• _EXERCISE OBJECTIVE_
Check each line of the listing below for the string "TradingView", and give only how many lines hold it.
*** DATA RECORDS
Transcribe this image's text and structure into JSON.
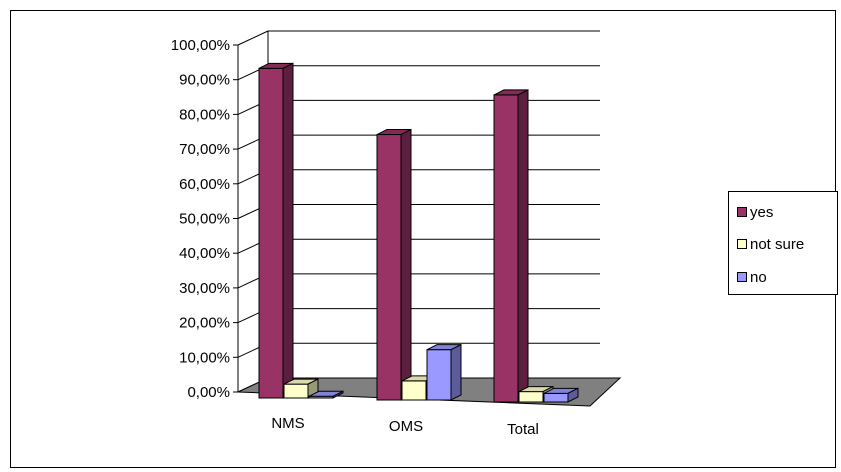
{
  "chart_data": {
    "type": "bar",
    "style": "3d-clustered-column",
    "categories": [
      "NMS",
      "OMS",
      "Total"
    ],
    "series": [
      {
        "name": "yes",
        "values": [
          95.0,
          76.5,
          88.5
        ],
        "color": "#993366"
      },
      {
        "name": "not sure",
        "values": [
          4.0,
          5.5,
          3.0
        ],
        "color": "#FFFFCC"
      },
      {
        "name": "no",
        "values": [
          0.5,
          14.5,
          2.5
        ],
        "color": "#9999FF"
      }
    ],
    "y_ticks": [
      "0,00%",
      "10,00%",
      "20,00%",
      "30,00%",
      "40,00%",
      "50,00%",
      "60,00%",
      "70,00%",
      "80,00%",
      "90,00%",
      "100,00%"
    ],
    "ylim": [
      0,
      100
    ],
    "grid": true,
    "legend_position": "right"
  }
}
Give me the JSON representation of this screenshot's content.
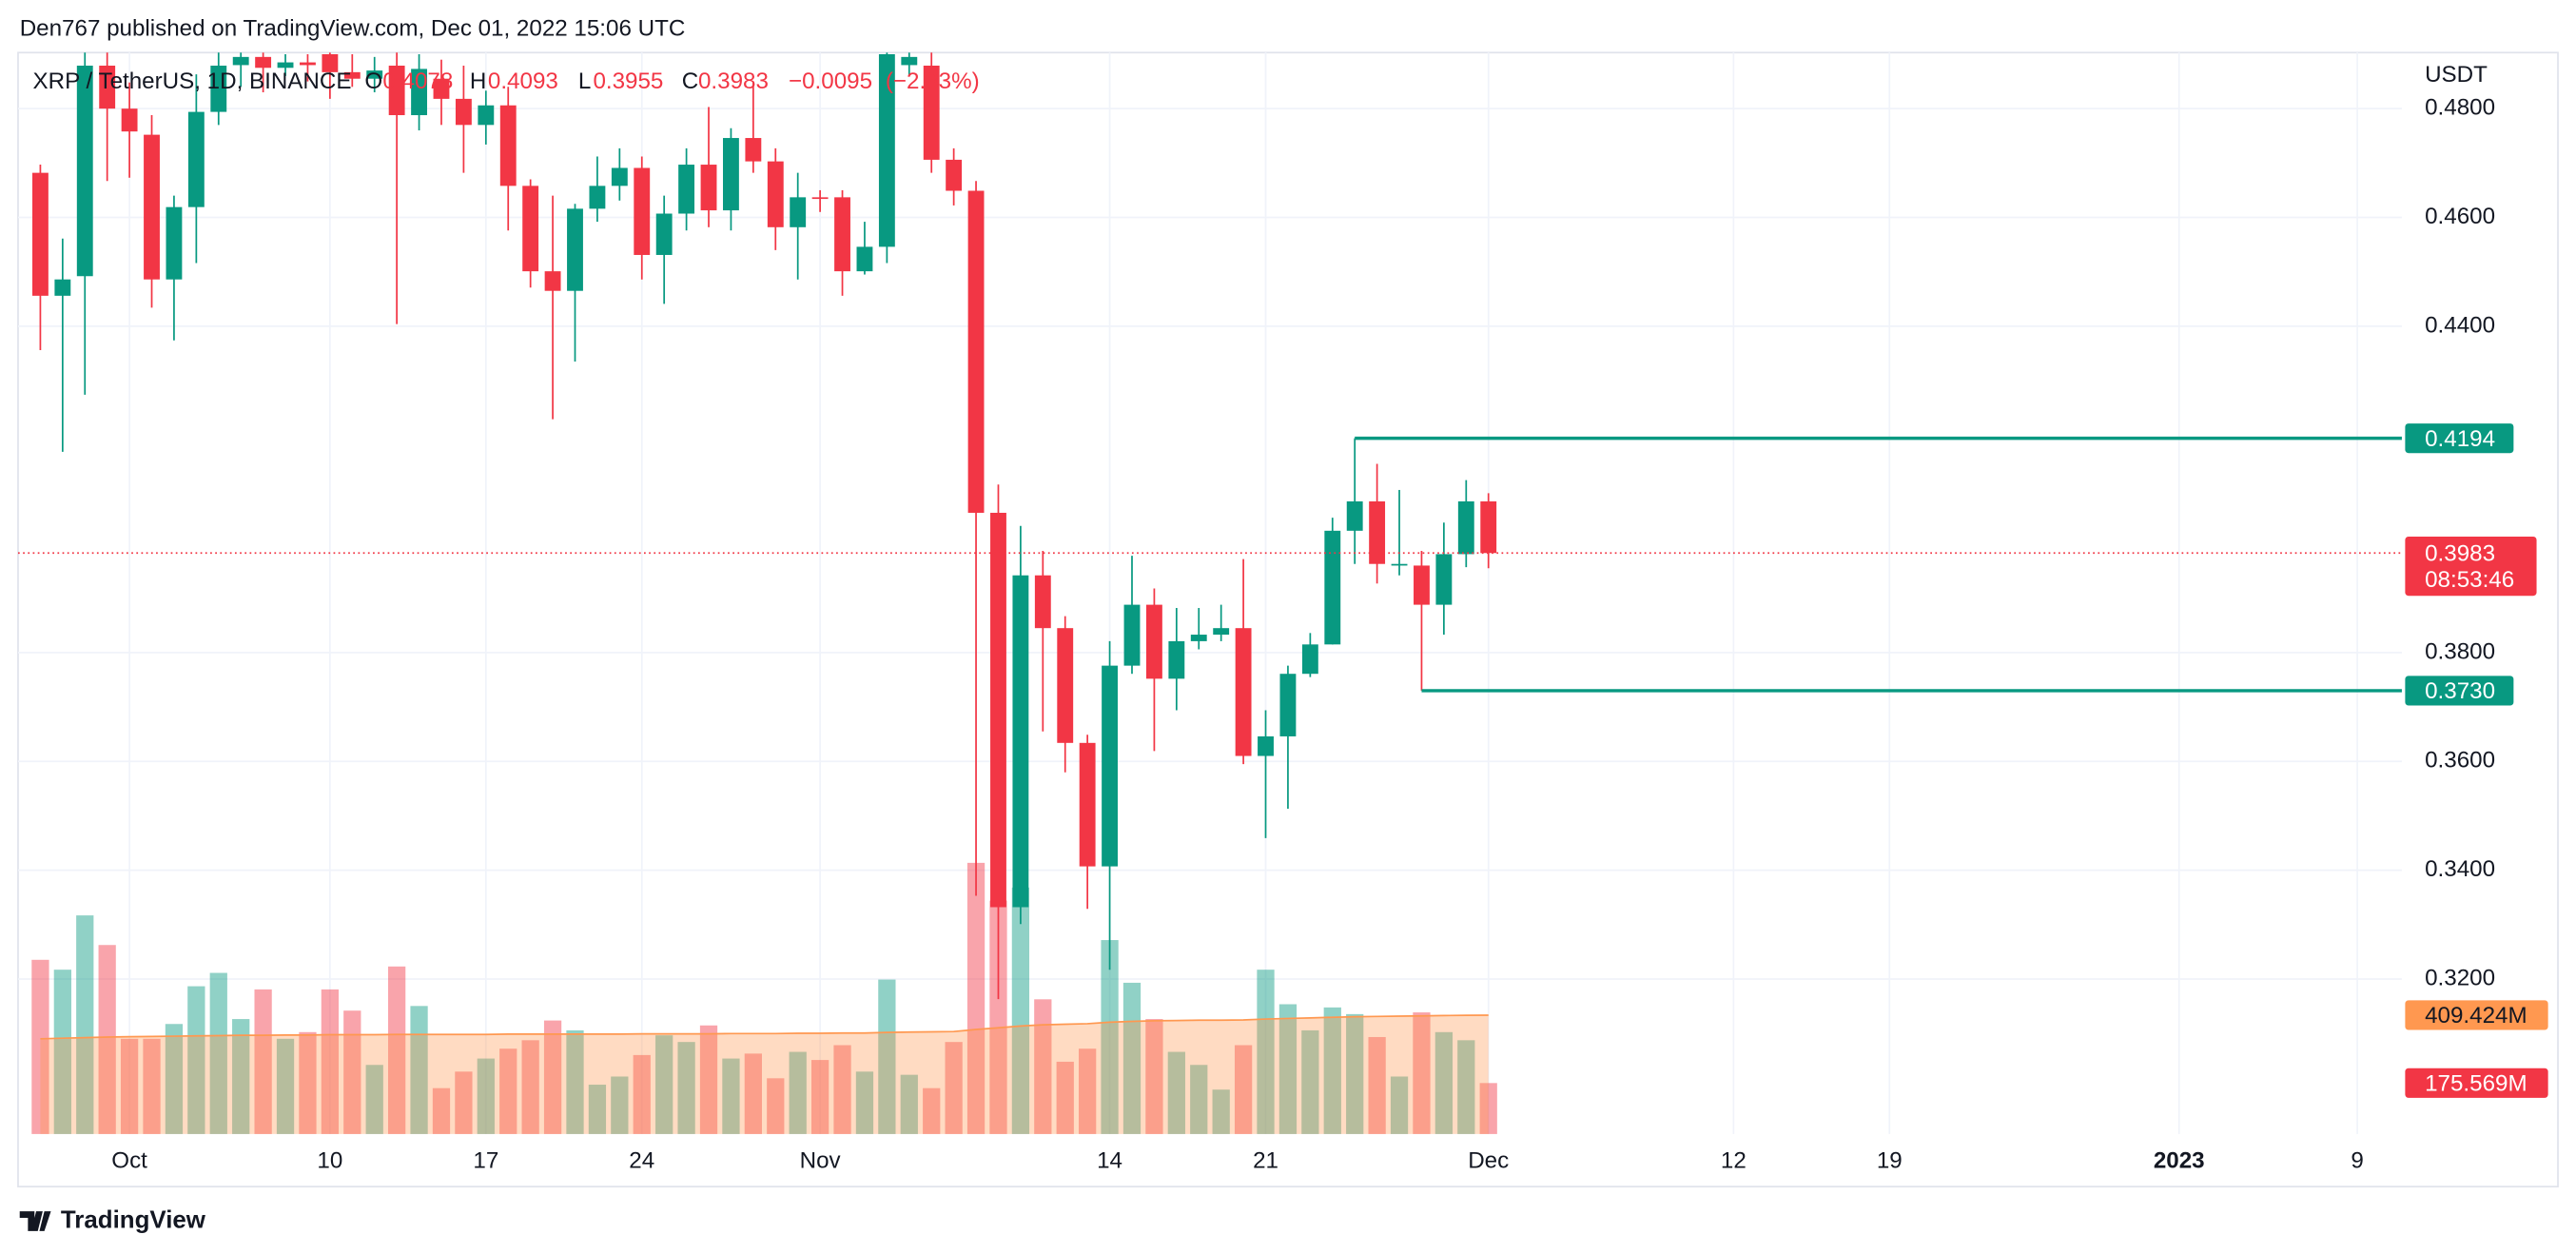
{
  "header": {
    "publisher": "Den767 published on TradingView.com, Dec 01, 2022 15:06 UTC"
  },
  "chart_data": {
    "type": "candlestick",
    "symbol": "XRP / TetherUS, 1D, BINANCE",
    "legend": {
      "labels": [
        "O",
        "H",
        "L",
        "C"
      ],
      "values": [
        0.4078,
        0.4093,
        0.3955,
        0.3983
      ],
      "change": {
        "value": -0.0095,
        "label": "−0.0095"
      },
      "change_pct": {
        "value": -2.33,
        "label": "(−2.33%)"
      }
    },
    "currency": "USDT",
    "x": [
      "2022-09-27",
      "2022-09-28",
      "2022-09-29",
      "2022-09-30",
      "2022-10-01",
      "2022-10-02",
      "2022-10-03",
      "2022-10-04",
      "2022-10-05",
      "2022-10-06",
      "2022-10-07",
      "2022-10-08",
      "2022-10-09",
      "2022-10-10",
      "2022-10-11",
      "2022-10-12",
      "2022-10-13",
      "2022-10-14",
      "2022-10-15",
      "2022-10-16",
      "2022-10-17",
      "2022-10-18",
      "2022-10-19",
      "2022-10-20",
      "2022-10-21",
      "2022-10-22",
      "2022-10-23",
      "2022-10-24",
      "2022-10-25",
      "2022-10-26",
      "2022-10-27",
      "2022-10-28",
      "2022-10-29",
      "2022-10-30",
      "2022-10-31",
      "2022-11-01",
      "2022-11-02",
      "2022-11-03",
      "2022-11-04",
      "2022-11-05",
      "2022-11-06",
      "2022-11-07",
      "2022-11-08",
      "2022-11-09",
      "2022-11-10",
      "2022-11-11",
      "2022-11-12",
      "2022-11-13",
      "2022-11-14",
      "2022-11-15",
      "2022-11-16",
      "2022-11-17",
      "2022-11-18",
      "2022-11-19",
      "2022-11-20",
      "2022-11-21",
      "2022-11-22",
      "2022-11-23",
      "2022-11-24",
      "2022-11-25",
      "2022-11-26",
      "2022-11-27",
      "2022-11-28",
      "2022-11-29",
      "2022-11-30",
      "2022-12-01"
    ],
    "open": [
      0.4682,
      0.4456,
      0.4492,
      0.4879,
      0.48,
      0.4752,
      0.4486,
      0.4619,
      0.4794,
      0.488,
      0.4895,
      0.4875,
      0.4885,
      0.49,
      0.4867,
      0.4855,
      0.4879,
      0.4788,
      0.4855,
      0.4818,
      0.477,
      0.4806,
      0.4658,
      0.4501,
      0.4465,
      0.4616,
      0.4658,
      0.4691,
      0.4531,
      0.4607,
      0.4697,
      0.4613,
      0.4746,
      0.4703,
      0.4582,
      0.4637,
      0.4637,
      0.4501,
      0.4546,
      0.488,
      0.4879,
      0.4706,
      0.4649,
      0.4057,
      0.3332,
      0.3942,
      0.3845,
      0.3634,
      0.3407,
      0.3776,
      0.3888,
      0.3752,
      0.3821,
      0.3833,
      0.3845,
      0.361,
      0.3646,
      0.3761,
      0.3815,
      0.4024,
      0.4078,
      0.396,
      0.396,
      0.3888,
      0.3981,
      0.4078
    ],
    "high": [
      0.4697,
      0.4561,
      0.4903,
      0.4903,
      0.4848,
      0.4788,
      0.464,
      0.4863,
      0.4903,
      0.4903,
      0.4903,
      0.49,
      0.49,
      0.4903,
      0.49,
      0.4895,
      0.4903,
      0.49,
      0.489,
      0.4879,
      0.4833,
      0.484,
      0.467,
      0.464,
      0.4625,
      0.4712,
      0.4727,
      0.4712,
      0.464,
      0.4727,
      0.4803,
      0.4764,
      0.4848,
      0.4727,
      0.4682,
      0.465,
      0.465,
      0.4592,
      0.4903,
      0.4903,
      0.4903,
      0.4727,
      0.4667,
      0.4109,
      0.4033,
      0.3987,
      0.3867,
      0.3649,
      0.3821,
      0.3978,
      0.3918,
      0.3882,
      0.3882,
      0.3888,
      0.3972,
      0.3694,
      0.3776,
      0.3836,
      0.4048,
      0.4194,
      0.4147,
      0.4099,
      0.3987,
      0.4039,
      0.4117,
      0.4093
    ],
    "low": [
      0.4356,
      0.4169,
      0.4274,
      0.4667,
      0.4673,
      0.4434,
      0.4374,
      0.4516,
      0.477,
      0.484,
      0.483,
      0.486,
      0.485,
      0.4818,
      0.484,
      0.483,
      0.4404,
      0.476,
      0.477,
      0.4682,
      0.4734,
      0.4576,
      0.4471,
      0.4229,
      0.4335,
      0.4592,
      0.4631,
      0.4486,
      0.4441,
      0.4576,
      0.4582,
      0.4576,
      0.4682,
      0.454,
      0.4486,
      0.461,
      0.4456,
      0.4495,
      0.4516,
      0.486,
      0.4682,
      0.4622,
      0.3353,
      0.3163,
      0.3301,
      0.3655,
      0.358,
      0.3329,
      0.3217,
      0.3761,
      0.3619,
      0.3694,
      0.3806,
      0.3821,
      0.3595,
      0.3459,
      0.3513,
      0.3755,
      0.3815,
      0.3963,
      0.3927,
      0.3942,
      0.373,
      0.3833,
      0.3957,
      0.3955
    ],
    "close": [
      0.4456,
      0.4486,
      0.4879,
      0.48,
      0.4758,
      0.4486,
      0.4619,
      0.4794,
      0.4879,
      0.4895,
      0.4875,
      0.4885,
      0.488,
      0.4867,
      0.4855,
      0.487,
      0.4788,
      0.4873,
      0.4818,
      0.477,
      0.4806,
      0.4658,
      0.4501,
      0.4465,
      0.4616,
      0.4658,
      0.4691,
      0.4531,
      0.4607,
      0.4697,
      0.4613,
      0.4746,
      0.4703,
      0.4582,
      0.4637,
      0.4634,
      0.4501,
      0.4546,
      0.49,
      0.4895,
      0.4706,
      0.4649,
      0.4057,
      0.3332,
      0.3942,
      0.3845,
      0.3634,
      0.3407,
      0.3776,
      0.3888,
      0.3752,
      0.3821,
      0.3833,
      0.3845,
      0.361,
      0.3646,
      0.3761,
      0.3815,
      0.4024,
      0.4078,
      0.3963,
      0.3963,
      0.3888,
      0.3981,
      0.4078,
      0.3983
    ],
    "up_color": "#089981",
    "down_color": "#f23645",
    "volume": {
      "values": [
        600,
        566,
        753,
        651,
        328,
        328,
        379,
        509,
        555,
        396,
        498,
        328,
        351,
        498,
        425,
        238,
        577,
        441,
        158,
        215,
        260,
        294,
        323,
        391,
        357,
        170,
        198,
        272,
        340,
        317,
        374,
        260,
        277,
        192,
        283,
        255,
        306,
        215,
        532,
        204,
        158,
        317,
        934,
        804,
        849,
        464,
        249,
        294,
        668,
        521,
        396,
        283,
        238,
        153,
        306,
        566,
        447,
        357,
        436,
        413,
        334,
        198,
        419,
        351,
        323,
        175.569
      ],
      "up_color": "rgba(8,153,129,0.45)",
      "down_color": "rgba(242,54,69,0.45)",
      "last_label": "175.569M"
    },
    "volume_ma": {
      "values": [
        328,
        330,
        332,
        334,
        335,
        336,
        337,
        338,
        339,
        340,
        340,
        341,
        341,
        342,
        342,
        342,
        343,
        343,
        343,
        343,
        343,
        344,
        344,
        344,
        344,
        344,
        344,
        345,
        345,
        345,
        345,
        346,
        346,
        346,
        347,
        347,
        348,
        348,
        350,
        351,
        352,
        353,
        360,
        366,
        372,
        376,
        378,
        380,
        385,
        388,
        390,
        391,
        392,
        392,
        393,
        396,
        398,
        400,
        402,
        404,
        405,
        406,
        407,
        408,
        409,
        409.424
      ],
      "color": "#ff9850",
      "last_label": "409.424M"
    },
    "ylim": [
      0.2915,
      0.4903
    ],
    "yticks": [
      {
        "value": 0.48,
        "label": "0.4800"
      },
      {
        "value": 0.46,
        "label": "0.4600"
      },
      {
        "value": 0.44,
        "label": "0.4400"
      },
      {
        "value": 0.38,
        "label": "0.3800"
      },
      {
        "value": 0.36,
        "label": "0.3600"
      },
      {
        "value": 0.34,
        "label": "0.3400"
      },
      {
        "value": 0.32,
        "label": "0.3200"
      }
    ],
    "xlim": [
      "2022-09-26",
      "2023-01-11"
    ],
    "xticks": [
      {
        "value": "2022-10-01",
        "label": "Oct"
      },
      {
        "value": "2022-10-10",
        "label": "10"
      },
      {
        "value": "2022-10-17",
        "label": "17"
      },
      {
        "value": "2022-10-24",
        "label": "24"
      },
      {
        "value": "2022-11-01",
        "label": "Nov"
      },
      {
        "value": "2022-11-14",
        "label": "14"
      },
      {
        "value": "2022-11-21",
        "label": "21"
      },
      {
        "value": "2022-12-01",
        "label": "Dec"
      },
      {
        "value": "2022-12-12",
        "label": "12"
      },
      {
        "value": "2022-12-19",
        "label": "19"
      },
      {
        "value": "2023-01-01",
        "label": "2023"
      },
      {
        "value": "2023-01-09",
        "label": "9"
      }
    ],
    "last_price": {
      "value": 0.3983,
      "countdown": "08:53:46"
    },
    "levels": [
      {
        "start": "2022-11-25",
        "value": 0.4194
      },
      {
        "start": "2022-11-28",
        "value": 0.373,
        "label": "0.3730"
      }
    ],
    "level_color": "#089981",
    "grid": true
  },
  "footer": {
    "brand": "TradingView"
  }
}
******
• _REPLY TO THE EXERCISE_
2